Challenges —
1. List the username that heads each post in the ramp meter thread, in order of appearance.
2. Reproduce the stretch of the ramp meter thread from "I think its" through "(Apr 21, 2006)", word for word.
3. Write what comes next in the ramp meter thread, picking up from its final line.

# Does your city have ramp meters?



## diablo234 (Aug 18, 2008)

Ramp meters are basically traffic lights that are placed on an on ramp to limit the amount of cars entering a freeway/motorway. They are relatively common in some U.S cities as they are am effective tool in managing traffic congestion.

















A diagram of a typical setup of a Ramp Meter.









Example of a Ramp Meter on I-25 in Denver, CO.









Another example of a Ramp Meter in Portland, OR.

Know of any other cities that have them? And of course as always photos are appreciated.


----------



## ChrisZwolle (May 7, 2006)

Ramp meters are a widespread phenomenon in the Netherlands, especially in the West.

Not all are efficiently though, I have a friend who lives in Houten (not Houston  ), and when the ramp meters are activated it can take 40 minutes to enter the A27 freeway. hno:


----------



## earthJoker (Dec 15, 2004)

Yes there are some on the Ring Motorway. Thay are called Tropfenzähler (drop counter):
















http://www.tiefbauamt.zh.ch/internet/bd/tba/de/aktuell/tropfenzaehler.html



> Not all are efficiently though, I have a friend who lives in Houten (not Houston ), and when the ramp meters are activated it can take 40 minutes to enter the A27 freeway.


The thing is, such a system only improves the traffic *on* the motorway, the traffic onto the motorway is slowed down. A tippical "waterbed" situation.


----------



## bogdymol (Feb 4, 2010)

^^ I remember this ramp meters from my visit in Chicago. First time I saw them I asked a friend from that area why there are traffic lights on the motorway :lol:


----------



## H123Laci (Dec 6, 2007)

it seems to be not a good idea...

they want to keep the traffic of the freeway flowing, but what about the traffic of the ramps?

it has very limited puffer capacity so it will be backed up to the local roads and streets...

I think its better to let the traffic onto the freeway and let it back up there...

it has enormous puffer capacity...


----------



## TheCat (Apr 21, 2006)

They are used in Israel on the Ayalon Highway, but the effect is often that traffic backs up far into the main streets and blocks traffic lanes there.


----------



## x-type (Aug 19, 2005)

Data rows —
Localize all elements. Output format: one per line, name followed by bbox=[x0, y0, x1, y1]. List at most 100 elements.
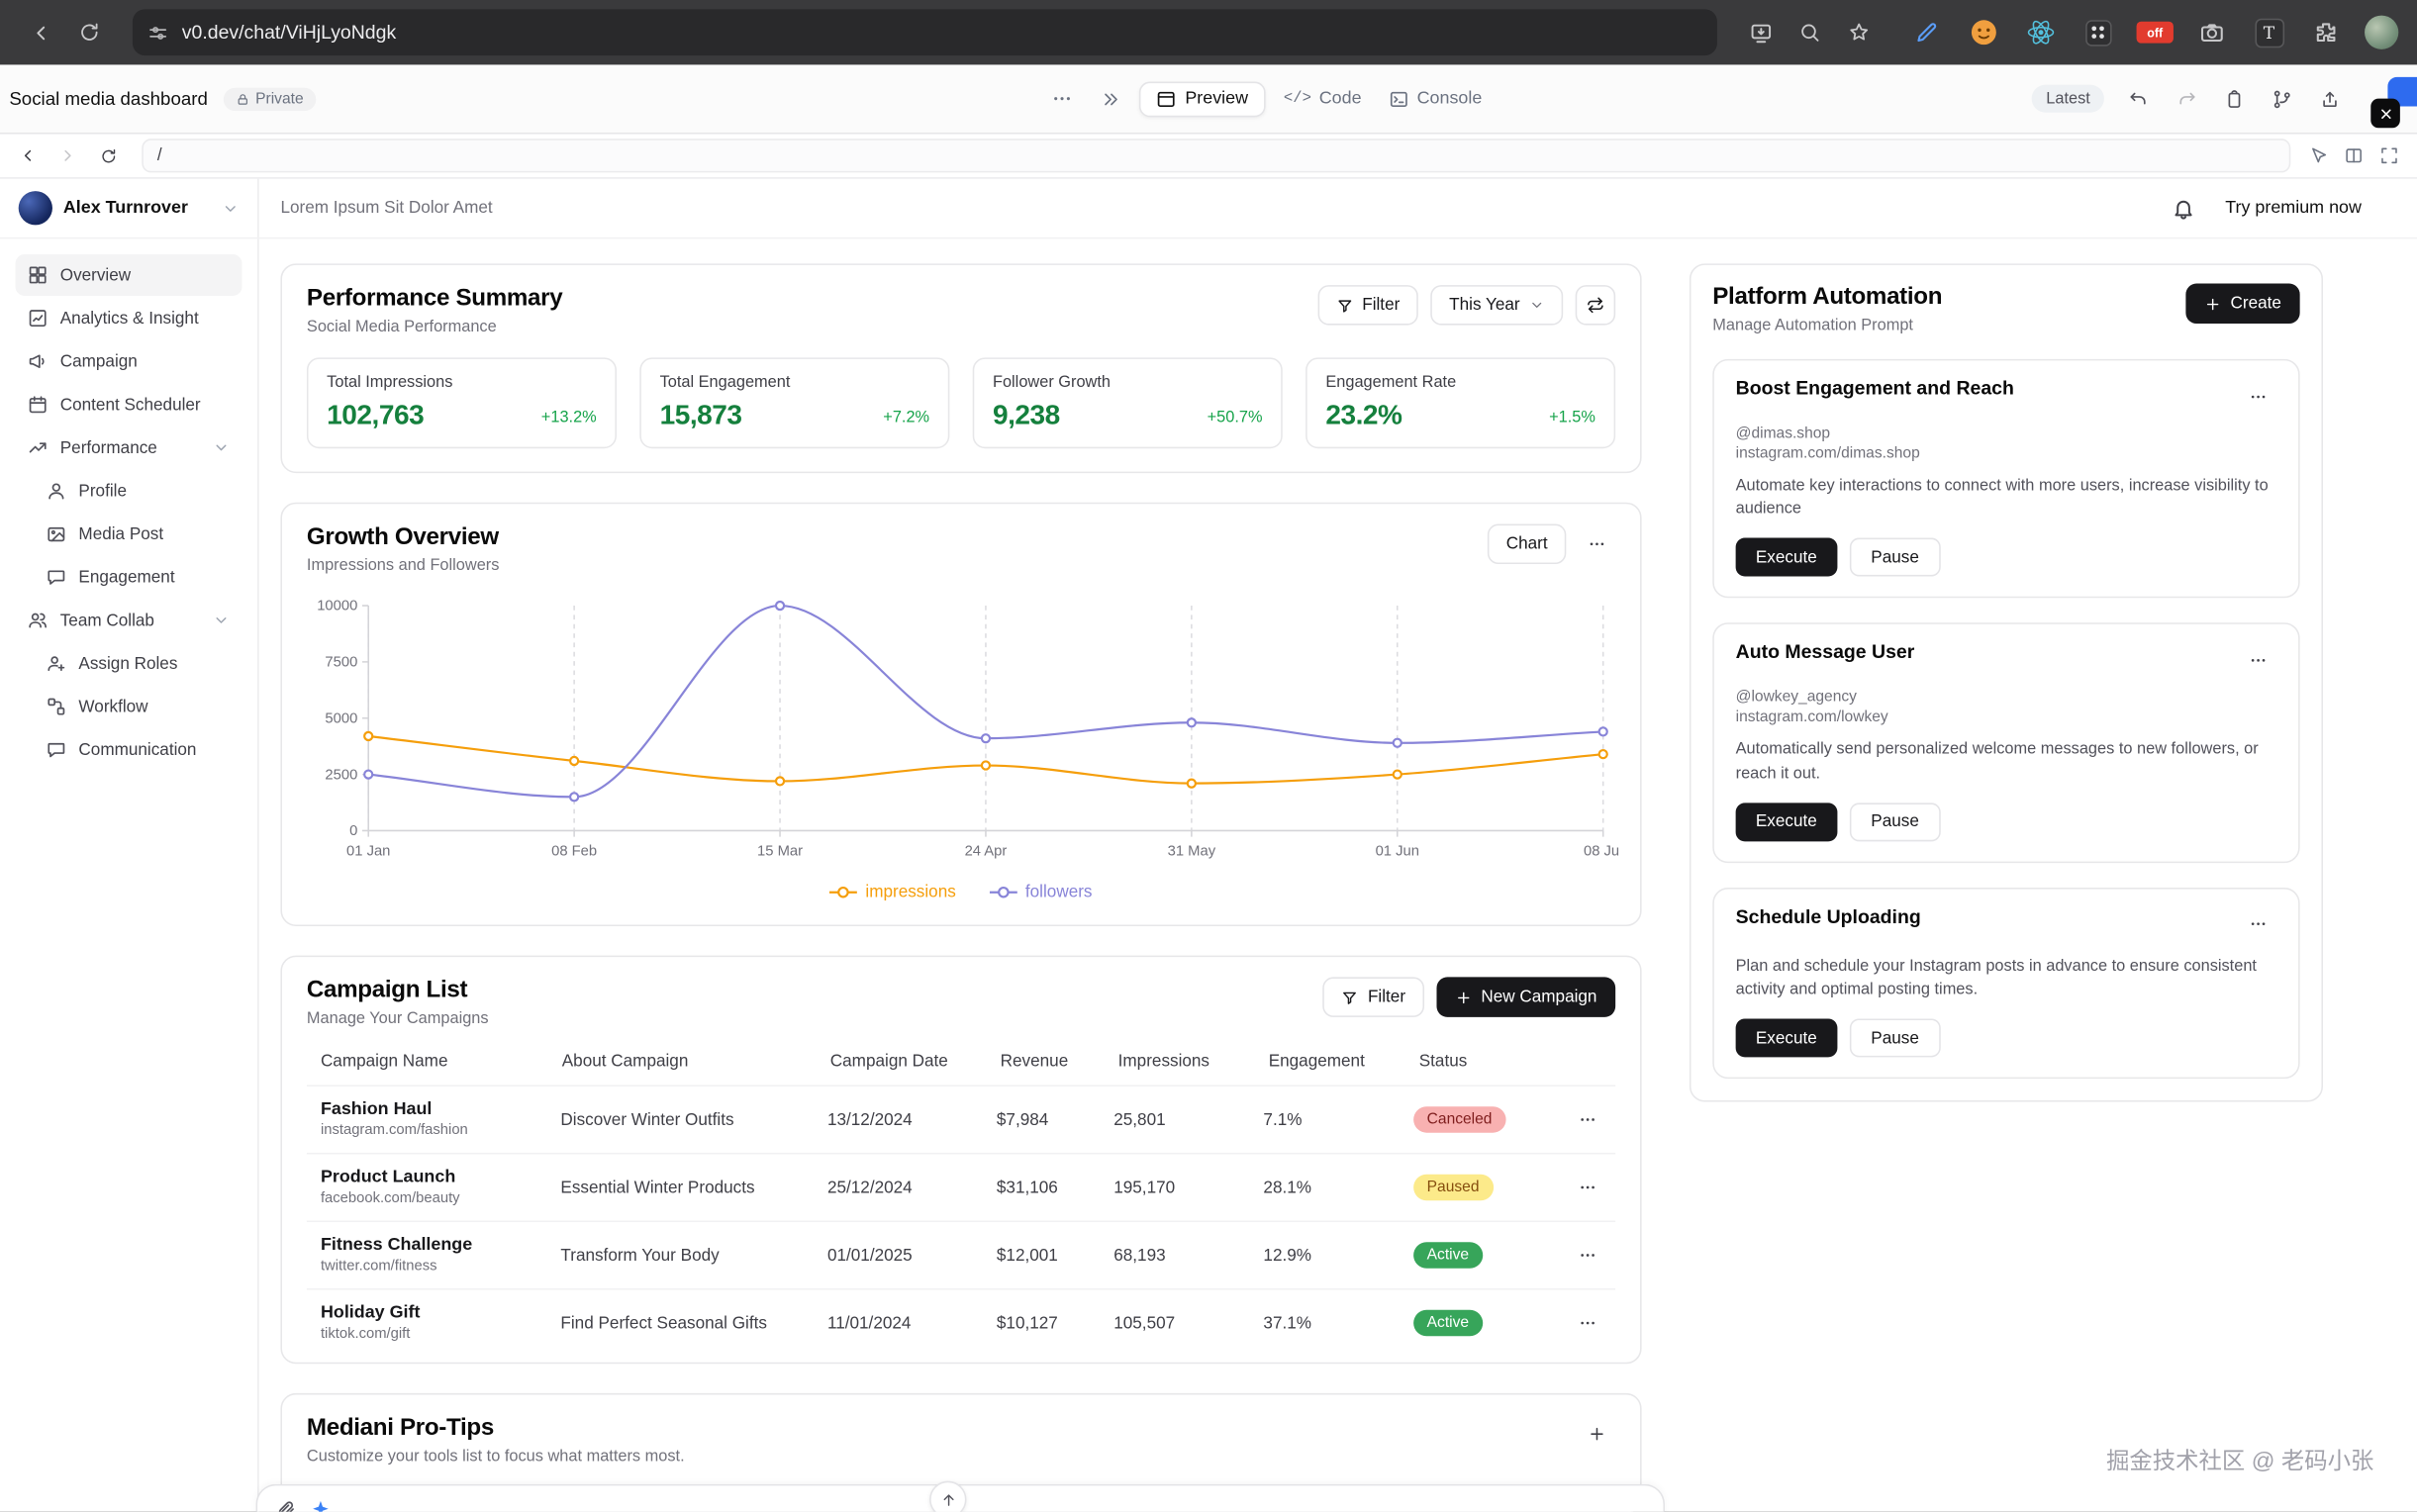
user-plus-icon bbox=[47, 653, 66, 673]
pause-button[interactable]: Pause bbox=[1849, 538, 1940, 577]
sidebar-item-analytics[interactable]: Analytics & Insight bbox=[16, 298, 242, 339]
table-row: Product Launchfacebook.com/beauty Essent… bbox=[307, 1153, 1615, 1221]
extension-react-icon[interactable] bbox=[2022, 14, 2059, 50]
extension-monkey-icon[interactable] bbox=[1966, 14, 2002, 50]
row-menu-button[interactable] bbox=[1569, 1237, 1605, 1274]
extensions-puzzle-icon[interactable] bbox=[2307, 14, 2344, 50]
row-menu-button[interactable] bbox=[1569, 1169, 1605, 1205]
main-content: Performance Summary Social Media Perform… bbox=[259, 238, 2417, 1511]
versions-button[interactable] bbox=[2217, 80, 2254, 117]
bookmark-star-icon[interactable] bbox=[1837, 11, 1881, 54]
bell-icon[interactable] bbox=[2172, 197, 2194, 220]
sidebar-item-profile[interactable]: Profile bbox=[16, 470, 242, 512]
fork-button[interactable] bbox=[2265, 80, 2301, 117]
automation-menu-button[interactable] bbox=[2240, 378, 2276, 415]
legend-item-impressions[interactable]: impressions bbox=[830, 883, 956, 901]
sidebar-item-performance[interactable]: Performance bbox=[16, 426, 242, 468]
private-badge: Private bbox=[223, 87, 316, 110]
row-menu-button[interactable] bbox=[1569, 1101, 1605, 1138]
tab-console[interactable]: Console bbox=[1380, 82, 1491, 115]
code-icon: </> bbox=[1284, 90, 1311, 107]
svg-text:08 Jul: 08 Jul bbox=[1584, 843, 1618, 859]
browser-chrome: v0.dev/chat/ViHjLyoNdgk off T bbox=[0, 0, 2417, 64]
preview-back-button[interactable] bbox=[12, 141, 43, 171]
svg-text:7500: 7500 bbox=[325, 655, 357, 671]
sidebar-item-assign-roles[interactable]: Assign Roles bbox=[16, 642, 242, 684]
campaign-filter-button[interactable]: Filter bbox=[1323, 977, 1424, 1016]
preview-path-field[interactable]: / bbox=[142, 139, 2290, 172]
browser-profile-avatar[interactable] bbox=[2365, 16, 2398, 49]
create-automation-button[interactable]: Create bbox=[2185, 284, 2299, 324]
execute-button[interactable]: Execute bbox=[1736, 1019, 1837, 1058]
sidebar-user[interactable]: Alex Turnrover bbox=[0, 179, 259, 237]
close-overlay-button[interactable] bbox=[2370, 99, 2400, 129]
browser-back-button[interactable] bbox=[19, 11, 62, 54]
tab-preview[interactable]: Preview bbox=[1139, 81, 1266, 117]
preview-refresh-button[interactable] bbox=[92, 141, 123, 171]
sidebar-item-engagement[interactable]: Engagement bbox=[16, 556, 242, 598]
preview-forward-button[interactable] bbox=[52, 141, 83, 171]
extension-grid-icon[interactable] bbox=[2079, 14, 2116, 50]
execute-button[interactable]: Execute bbox=[1736, 538, 1837, 577]
new-campaign-button[interactable]: New Campaign bbox=[1436, 977, 1615, 1016]
fullscreen-icon[interactable] bbox=[2380, 146, 2399, 165]
extension-t-icon[interactable]: T bbox=[2251, 14, 2287, 50]
row-menu-button[interactable] bbox=[1569, 1304, 1605, 1341]
share-button[interactable] bbox=[2312, 80, 2349, 117]
pause-button[interactable]: Pause bbox=[1849, 1019, 1940, 1058]
automation-card: Auto Message User @lowkey_agency instagr… bbox=[1712, 623, 2299, 863]
sidebar-item-media-post[interactable]: Media Post bbox=[16, 514, 242, 555]
address-bar[interactable]: v0.dev/chat/ViHjLyoNdgk bbox=[133, 9, 1717, 55]
select-element-icon[interactable] bbox=[2309, 146, 2328, 165]
svg-text:5000: 5000 bbox=[325, 710, 357, 726]
growth-menu-button[interactable] bbox=[1579, 525, 1615, 562]
extension-pencil-icon[interactable] bbox=[1908, 14, 1945, 50]
execute-button[interactable]: Execute bbox=[1736, 803, 1837, 841]
sidebar-item-overview[interactable]: Overview bbox=[16, 254, 242, 296]
growth-overview-card: Growth Overview Impressions and Follower… bbox=[280, 503, 1641, 926]
extension-camera-icon[interactable] bbox=[2193, 14, 2230, 50]
collapse-panel-button[interactable] bbox=[1091, 82, 1129, 115]
redo-button[interactable] bbox=[2169, 80, 2205, 117]
svg-text:0: 0 bbox=[349, 823, 357, 839]
more-options-button[interactable] bbox=[1042, 82, 1082, 116]
try-premium-button[interactable]: Try premium now bbox=[2225, 199, 2362, 218]
automation-menu-button[interactable] bbox=[2240, 906, 2276, 943]
browser-refresh-button[interactable] bbox=[68, 11, 112, 54]
chevron-down-icon[interactable] bbox=[222, 200, 239, 217]
legend-item-followers[interactable]: followers bbox=[990, 883, 1092, 901]
calendar-icon bbox=[28, 395, 48, 415]
cast-screen-icon[interactable] bbox=[1739, 11, 1783, 54]
filter-button[interactable]: Filter bbox=[1317, 285, 1418, 325]
sidebar-item-campaign[interactable]: Campaign bbox=[16, 340, 242, 382]
breadcrumb: Lorem Ipsum Sit Dolor Amet bbox=[280, 199, 492, 218]
automation-card: Boost Engagement and Reach @dimas.shop i… bbox=[1712, 359, 2299, 599]
chart-type-button[interactable]: Chart bbox=[1488, 524, 1566, 564]
undo-button[interactable] bbox=[2121, 80, 2158, 117]
sidebar-item-communication[interactable]: Communication bbox=[16, 729, 242, 771]
table-row: Holiday Gifttiktok.com/gift Find Perfect… bbox=[307, 1288, 1615, 1357]
sidebar-item-content-scheduler[interactable]: Content Scheduler bbox=[16, 384, 242, 425]
svg-text:15 Mar: 15 Mar bbox=[757, 843, 803, 859]
metric-total-engagement: Total Engagement 15,873+7.2% bbox=[639, 357, 949, 448]
zoom-icon[interactable] bbox=[1789, 11, 1832, 54]
analytics-icon bbox=[28, 308, 48, 328]
pause-button[interactable]: Pause bbox=[1849, 803, 1940, 841]
sidebar-item-workflow[interactable]: Workflow bbox=[16, 686, 242, 727]
automation-menu-button[interactable] bbox=[2240, 642, 2276, 679]
period-select[interactable]: This Year bbox=[1430, 285, 1563, 325]
chart-legend: impressions followers bbox=[307, 883, 1615, 901]
user-icon bbox=[47, 481, 66, 501]
refresh-metrics-button[interactable] bbox=[1576, 285, 1615, 325]
pro-tips-expand-button[interactable] bbox=[1579, 1415, 1615, 1452]
extension-off-badge[interactable]: off bbox=[2137, 14, 2174, 50]
scroll-to-bottom-button[interactable] bbox=[929, 1481, 966, 1512]
tab-code[interactable]: </> Code bbox=[1275, 83, 1371, 114]
table-row: Fashion Haulinstagram.com/fashion Discov… bbox=[307, 1085, 1615, 1153]
lock-icon bbox=[236, 92, 249, 106]
split-view-icon[interactable] bbox=[2345, 146, 2364, 165]
sidebar-item-team-collab[interactable]: Team Collab bbox=[16, 600, 242, 641]
site-settings-icon[interactable] bbox=[148, 23, 168, 43]
app-header-row: Alex Turnrover Lorem Ipsum Sit Dolor Ame… bbox=[0, 179, 2417, 239]
preview-nav-tools bbox=[2309, 146, 2405, 165]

Per-task outputs —
1.
diablo234
ChrisZwolle
earthJoker
bogdymol
H123Laci
TheCat
x-type

2.
I think its better to let the traffic onto the freeway and let it back up there...

it has enormous puffer capacity...


----------



## TheCat (Apr 21, 2006)

3.
frankly - i have never heard of those things!  :shame:


----------



## diablo234 (Aug 18, 2008)

H123Laci said:


> it seems to be not a good idea...
> 
> they want to keep the traffic of the freeway flowing, but what about the traffic of the ramps?
> 
> ...


Alot of ramp meters actually have sensors at the entrance to the on ramp to detect traffic capacity, so when the traffic on the on ramp affects the intersecting road, the ramp meters automatically turn green to let cars enter the freeway/motorway until the on ramp is not as backed up.


----------



## kanterberg (Aug 3, 2009)

Here's one from Stockholm. Ramp meters were installed on a few ramps when the congestion charge was implemented in Stockholm in 2004/2005. Because the E4 is excempt from the charge traffic on this road increased when the congestion charging begun.


----------



## piotr71 (Sep 8, 2009)

I am not sure if we have it in Poland. I presume, such a thing does not exist here. However, I know some places in Europe having that. For instance, A40 in Germany. There is plenty of them on almost every runway/slip road, in most congested and urbanized part of this _autobahn_ 
A picture from autobahn-bilder. Essen:


>


Traffic lights can be found on Britsh motorways as well. I know several slip roads on M25 and M3 with them.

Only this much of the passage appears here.